Instructions to follow: Look for "perikanan" in the listing below. Gather each line that contains it.

(Recorded data)
--- Begin ---
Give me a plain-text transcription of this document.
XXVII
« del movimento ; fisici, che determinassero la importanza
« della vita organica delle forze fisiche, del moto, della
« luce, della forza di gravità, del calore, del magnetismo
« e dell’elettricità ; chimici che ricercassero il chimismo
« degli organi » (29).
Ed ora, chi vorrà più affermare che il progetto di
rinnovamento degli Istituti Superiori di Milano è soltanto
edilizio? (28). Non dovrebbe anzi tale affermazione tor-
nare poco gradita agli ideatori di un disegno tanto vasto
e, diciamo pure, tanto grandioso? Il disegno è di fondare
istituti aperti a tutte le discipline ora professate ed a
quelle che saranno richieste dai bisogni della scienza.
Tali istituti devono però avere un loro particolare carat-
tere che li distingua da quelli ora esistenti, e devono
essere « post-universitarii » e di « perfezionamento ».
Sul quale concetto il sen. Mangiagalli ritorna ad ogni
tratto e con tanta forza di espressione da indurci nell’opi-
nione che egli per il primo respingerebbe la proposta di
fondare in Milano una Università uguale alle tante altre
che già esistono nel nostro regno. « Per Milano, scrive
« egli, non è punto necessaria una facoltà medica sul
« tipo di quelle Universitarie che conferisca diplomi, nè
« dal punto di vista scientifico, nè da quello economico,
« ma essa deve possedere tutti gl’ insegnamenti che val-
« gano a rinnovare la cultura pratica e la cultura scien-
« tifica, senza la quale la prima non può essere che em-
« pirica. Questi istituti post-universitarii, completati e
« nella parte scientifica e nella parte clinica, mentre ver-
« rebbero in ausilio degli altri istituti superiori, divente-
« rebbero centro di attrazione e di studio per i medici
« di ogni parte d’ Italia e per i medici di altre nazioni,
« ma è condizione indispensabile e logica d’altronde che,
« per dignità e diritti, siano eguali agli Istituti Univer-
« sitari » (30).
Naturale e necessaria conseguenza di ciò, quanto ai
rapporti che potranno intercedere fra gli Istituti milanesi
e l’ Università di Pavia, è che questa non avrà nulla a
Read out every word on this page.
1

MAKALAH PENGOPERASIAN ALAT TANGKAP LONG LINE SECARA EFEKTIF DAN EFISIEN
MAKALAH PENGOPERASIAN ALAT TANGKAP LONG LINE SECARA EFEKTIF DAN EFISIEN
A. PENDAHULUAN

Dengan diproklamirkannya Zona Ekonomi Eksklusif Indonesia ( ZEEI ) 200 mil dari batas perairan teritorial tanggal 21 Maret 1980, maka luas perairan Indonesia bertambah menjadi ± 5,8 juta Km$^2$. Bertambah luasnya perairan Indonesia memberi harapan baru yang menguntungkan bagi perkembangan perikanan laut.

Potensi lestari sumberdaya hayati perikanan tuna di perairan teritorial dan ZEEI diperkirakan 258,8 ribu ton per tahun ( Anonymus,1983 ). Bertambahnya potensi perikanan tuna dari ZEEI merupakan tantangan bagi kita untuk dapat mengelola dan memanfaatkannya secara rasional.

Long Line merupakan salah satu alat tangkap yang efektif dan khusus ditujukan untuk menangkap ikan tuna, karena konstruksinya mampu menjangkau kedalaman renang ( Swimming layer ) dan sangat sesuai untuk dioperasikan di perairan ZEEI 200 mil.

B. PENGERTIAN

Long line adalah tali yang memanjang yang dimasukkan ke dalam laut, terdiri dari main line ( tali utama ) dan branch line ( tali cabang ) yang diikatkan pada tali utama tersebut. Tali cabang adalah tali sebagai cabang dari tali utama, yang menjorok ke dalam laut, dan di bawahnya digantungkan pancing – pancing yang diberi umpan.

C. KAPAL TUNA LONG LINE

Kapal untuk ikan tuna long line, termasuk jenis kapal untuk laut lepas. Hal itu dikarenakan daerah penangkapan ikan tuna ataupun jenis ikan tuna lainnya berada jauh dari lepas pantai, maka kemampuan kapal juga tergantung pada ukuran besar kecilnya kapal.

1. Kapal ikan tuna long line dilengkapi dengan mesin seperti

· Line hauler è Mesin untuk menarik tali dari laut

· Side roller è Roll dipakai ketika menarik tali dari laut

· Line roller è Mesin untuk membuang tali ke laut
--- End ---
Solution below:
Dengan diproklamirkannya Zona Ekonomi Eksklusif Indonesia ( ZEEI ) 200 mil dari batas perairan teritorial tanggal 21 Maret 1980, maka luas perairan Indonesia bertambah menjadi ± 5,8 juta Km$^2$. Bertambah luasnya perairan Indonesia memberi harapan baru yang menguntungkan bagi perkembangan perikanan laut.
Potensi lestari sumberdaya hayati perikanan tuna di perairan teritorial dan ZEEI diperkirakan 258,8 ribu ton per tahun ( Anonymus,1983 ). Bertambahnya potensi perikanan tuna dari ZEEI merupakan tantangan bagi kita untuk dapat mengelola dan memanfaatkannya secara rasional.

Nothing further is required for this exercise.